» What is asked: Extract every line of the layout coordinate data that contains the string "流量Flow", matching case exactly.

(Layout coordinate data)
┄┄┄┄┄┄┄┄┄┄

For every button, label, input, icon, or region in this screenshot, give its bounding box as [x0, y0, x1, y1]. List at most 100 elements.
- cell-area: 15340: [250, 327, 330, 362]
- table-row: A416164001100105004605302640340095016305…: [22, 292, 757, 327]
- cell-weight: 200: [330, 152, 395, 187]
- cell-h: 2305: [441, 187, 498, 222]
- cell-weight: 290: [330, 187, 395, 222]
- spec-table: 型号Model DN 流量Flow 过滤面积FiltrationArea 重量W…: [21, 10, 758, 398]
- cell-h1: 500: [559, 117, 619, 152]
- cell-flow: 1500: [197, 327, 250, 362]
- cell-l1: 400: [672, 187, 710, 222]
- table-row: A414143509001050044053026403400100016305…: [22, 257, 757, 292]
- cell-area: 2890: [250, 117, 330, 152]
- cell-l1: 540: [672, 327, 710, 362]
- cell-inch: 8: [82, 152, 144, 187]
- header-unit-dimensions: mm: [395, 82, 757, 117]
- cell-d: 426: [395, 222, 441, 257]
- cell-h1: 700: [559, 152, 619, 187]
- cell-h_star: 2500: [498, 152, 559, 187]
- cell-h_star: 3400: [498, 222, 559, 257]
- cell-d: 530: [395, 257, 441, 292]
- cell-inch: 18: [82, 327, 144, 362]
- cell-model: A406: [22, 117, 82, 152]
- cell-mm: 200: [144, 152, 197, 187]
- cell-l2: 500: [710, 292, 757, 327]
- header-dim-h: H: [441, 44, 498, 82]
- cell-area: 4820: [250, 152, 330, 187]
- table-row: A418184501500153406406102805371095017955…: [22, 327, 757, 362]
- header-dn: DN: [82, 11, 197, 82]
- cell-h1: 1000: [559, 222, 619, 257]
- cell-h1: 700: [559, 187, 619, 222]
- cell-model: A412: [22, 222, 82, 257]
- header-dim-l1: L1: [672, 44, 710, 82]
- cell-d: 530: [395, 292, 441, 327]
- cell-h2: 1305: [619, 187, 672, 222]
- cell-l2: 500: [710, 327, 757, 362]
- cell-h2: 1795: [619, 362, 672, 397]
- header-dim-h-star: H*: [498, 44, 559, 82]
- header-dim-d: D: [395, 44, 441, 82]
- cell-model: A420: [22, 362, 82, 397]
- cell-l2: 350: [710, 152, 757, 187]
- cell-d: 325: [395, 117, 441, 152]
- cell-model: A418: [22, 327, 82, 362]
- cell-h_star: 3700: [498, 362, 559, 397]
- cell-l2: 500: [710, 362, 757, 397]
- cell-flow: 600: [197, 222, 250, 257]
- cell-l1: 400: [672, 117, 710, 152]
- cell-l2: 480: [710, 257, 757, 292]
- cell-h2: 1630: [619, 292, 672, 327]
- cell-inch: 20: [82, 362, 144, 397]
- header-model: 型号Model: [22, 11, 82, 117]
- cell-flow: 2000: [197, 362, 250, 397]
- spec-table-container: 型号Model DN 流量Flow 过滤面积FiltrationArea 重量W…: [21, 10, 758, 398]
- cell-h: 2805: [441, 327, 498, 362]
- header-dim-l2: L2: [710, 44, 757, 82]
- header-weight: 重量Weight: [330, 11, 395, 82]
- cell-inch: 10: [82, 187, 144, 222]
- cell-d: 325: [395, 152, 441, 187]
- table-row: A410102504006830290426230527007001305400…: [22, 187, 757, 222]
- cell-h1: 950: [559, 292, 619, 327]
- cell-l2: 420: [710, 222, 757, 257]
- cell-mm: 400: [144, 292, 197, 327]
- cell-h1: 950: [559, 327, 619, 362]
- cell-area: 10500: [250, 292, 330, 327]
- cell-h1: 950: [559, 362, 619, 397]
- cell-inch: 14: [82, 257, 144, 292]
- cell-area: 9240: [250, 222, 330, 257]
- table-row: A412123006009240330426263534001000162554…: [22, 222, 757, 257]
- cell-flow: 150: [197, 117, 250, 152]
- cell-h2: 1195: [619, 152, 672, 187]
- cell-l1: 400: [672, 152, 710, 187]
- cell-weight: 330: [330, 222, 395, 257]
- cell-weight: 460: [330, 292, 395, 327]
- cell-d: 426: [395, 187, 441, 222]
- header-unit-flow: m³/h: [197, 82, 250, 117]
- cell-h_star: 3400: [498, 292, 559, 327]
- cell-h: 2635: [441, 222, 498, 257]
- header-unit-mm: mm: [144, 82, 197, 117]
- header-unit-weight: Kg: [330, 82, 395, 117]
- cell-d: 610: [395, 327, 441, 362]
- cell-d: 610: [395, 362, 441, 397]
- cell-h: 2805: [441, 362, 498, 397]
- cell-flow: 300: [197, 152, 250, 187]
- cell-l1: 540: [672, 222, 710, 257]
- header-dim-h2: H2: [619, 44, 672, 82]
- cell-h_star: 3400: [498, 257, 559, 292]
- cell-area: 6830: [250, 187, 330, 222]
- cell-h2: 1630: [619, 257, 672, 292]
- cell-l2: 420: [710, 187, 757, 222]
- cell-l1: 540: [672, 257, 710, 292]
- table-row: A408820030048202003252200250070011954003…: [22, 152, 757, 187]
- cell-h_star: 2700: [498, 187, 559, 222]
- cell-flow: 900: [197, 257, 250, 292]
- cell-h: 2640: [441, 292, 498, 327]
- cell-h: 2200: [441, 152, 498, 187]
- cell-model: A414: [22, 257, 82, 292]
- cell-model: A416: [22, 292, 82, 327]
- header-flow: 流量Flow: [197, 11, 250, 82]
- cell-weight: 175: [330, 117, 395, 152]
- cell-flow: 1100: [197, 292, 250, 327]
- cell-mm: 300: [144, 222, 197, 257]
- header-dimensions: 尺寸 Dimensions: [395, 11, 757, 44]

┄┄┄┄┄┄┄┄┄┄

» The response:
- spec-table: 型号Model DN 流量Flow 过滤面积FiltrationArea 重量W…: [21, 10, 758, 398]
- spec-table-container: 型号Model DN 流量Flow 过滤面积FiltrationArea 重量W…: [21, 10, 758, 398]
- header-flow: 流量Flow: [197, 11, 250, 82]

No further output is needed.